» Work instructions
Can you transcribe everything in the numerical procedure section from "where A is the" down to "equation of state."?

» Text block
— begin —

3 Numerical Procedure

Numerical studies were performed using Ls-Dyna R14.0 software with 3D finite element modeling (FEM). These studies consisted of two main parts. In the first part, the Johnson–Cook strength model parameters were determined and validated after mesh dependency studies by simulating dynamic compression tests of the split-Hopkinson pressure bar. In the second part, the deformation characteristics of initial defects with different morphologies on deformation behavior of the test specimens were explained using post analysis of the specimens that were used in the simulation cases, with strain and temperature distributions.

In the first part of the study, a mesh dependency was carried out with six element sizes to eliminate the effect of the element size on the final dimensions of the specimen. After indicating the proper element size, dynamic compression simulation was performed, and the results were compared to the compression test results obtained for the split-Hopkinson pressure bar to validate Johnson–Cook strength model parameters. The element sizes used in mesh dependency study were 1.2 × 1.2 × 1.2 mm3 with 310,750 elements, 1 × 1 × 1 mm3 with 310,825 elements, 0.5 × 0.5 × 0.5 mm3 with 312,350 elements, 0.25 × 0.25 × 0.25 mm3 with 325,730 elements, 0.125 × 0.125 × 0.125 mm3 with 430,754 elements and 0.1 × 0.1 × 0.1 mm3 with 546,197 elements in the model. Striker, incident, and transmission bars were modeled with element dimensions of 2 × 2 × 2 mm3. In Fig. 4, the FEM of the dynamic compression test is shown.

Fig. 4
figure 4

FEM schematic of dynamic compression tests

In the simulation studies, test specimens and bars (striker, incident, and transmission) were modeled with 15-JOHNSON–COOK and 01-ELASTIC material models, respectively. The Johnson–Cook strength model is widely used for modeling metallic materials under various strain, strain rate, and temperature conditions [33]. The strength model is given by the following equation:

$$\upsigma =\left[\text{A}+\text{B}{{\text{e}}_{\text{p}}}^{\text{n}}\right]\left[1+\text{Cln}\frac{\dot{{\text{e}}_{\text{p}}}}{\dot{{\text{e}}_{0}}}\right][1-{\left(\frac{{\text{T}-\text{T}}_{\text{R}}}{{\text{T}}_{\text{m}}-{\text{T}}_{\text{R}}}\right)}^{\text{m}}]$$
(1)

where A is the yield stress; B and n are the parameters corresponding to the strain hardening at the reference strain rate; C is the parameter referring to the strain rate dependence; m is the parameter referring to the temperature dependence;\({\text{e}}_{\text{p}}\), \(\dot{{\text{e}}_{\text{p}}}\), and \(\dot{{\text{e}}_{0}}\) are the plastic strain, plastic strain rate, and reference strain rate, respectively; Tm and TR are the melting and reference temperatures, respectively.

In the simulations, contacts between the striker bar/incident bar, incident bar/specimen, and transmission bar/specimen were described using AUTOMATIC_SINGLE_SURFACE. The equation of state combined with the Johnson–Cook strength model was the GRUNEISEN equation of state.

— end —

» Data section

— begin —

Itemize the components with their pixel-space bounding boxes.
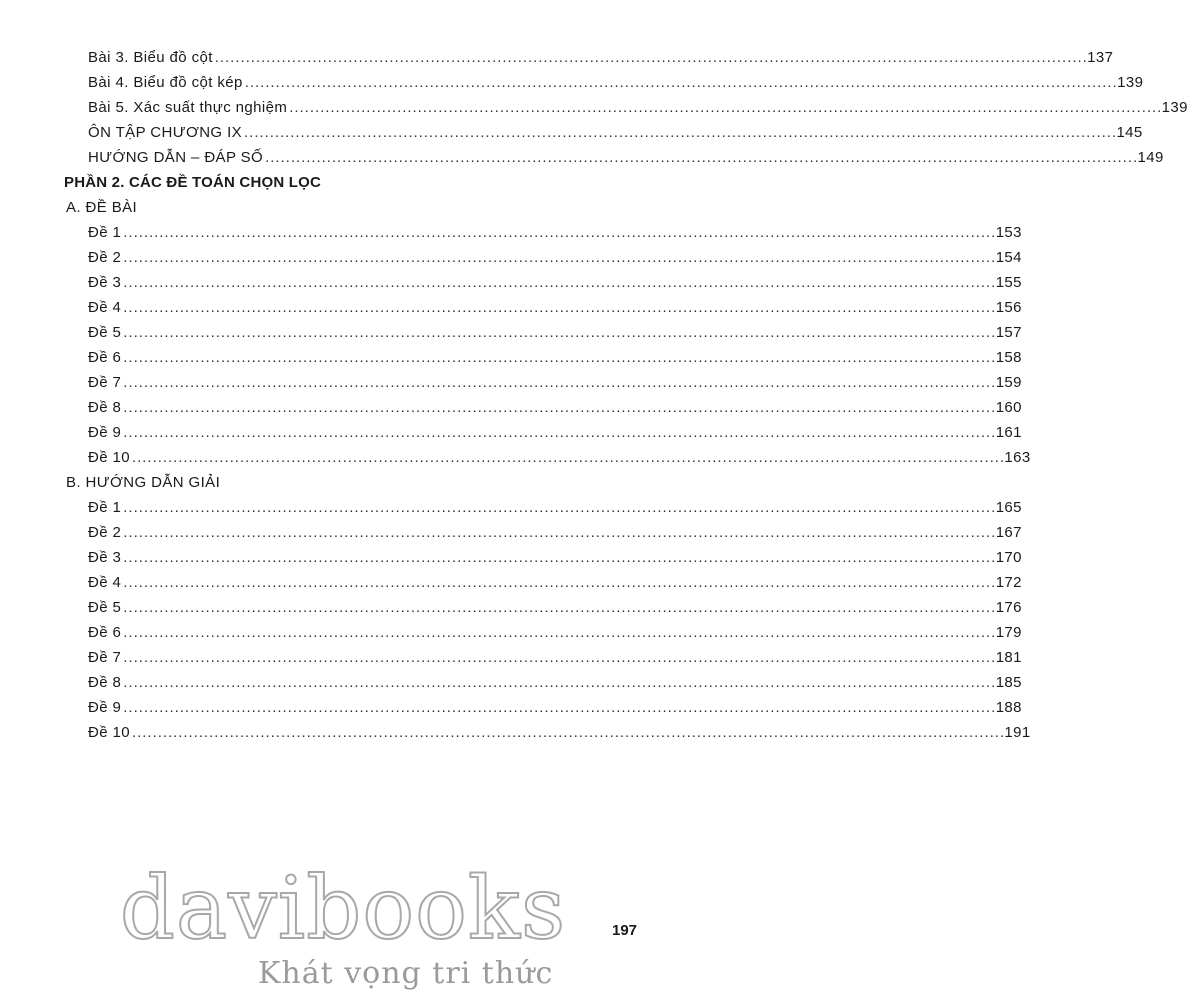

— end —

» Reply to the exercise
where A is the yield stress; B and n are the parameters corresponding to the strain hardening at the reference strain rate; C is the parameter referring to the strain rate dependence; m is the parameter referring to the temperature dependence;\({\text{e}}_{\text{p}}\), \(\dot{{\text{e}}_{\text{p}}}\), and \(\dot{{\text{e}}_{0}}\) are the plastic strain, plastic strain rate, and reference strain rate, respectively; Tm and TR are the melting and reference temperatures, respectively.

In the simulations, contacts between the striker bar/incident bar, incident bar/specimen, and transmission bar/specimen were described using AUTOMATIC_SINGLE_SURFACE. The equation of state combined with the Johnson–Cook strength model was the GRUNEISEN equation of state.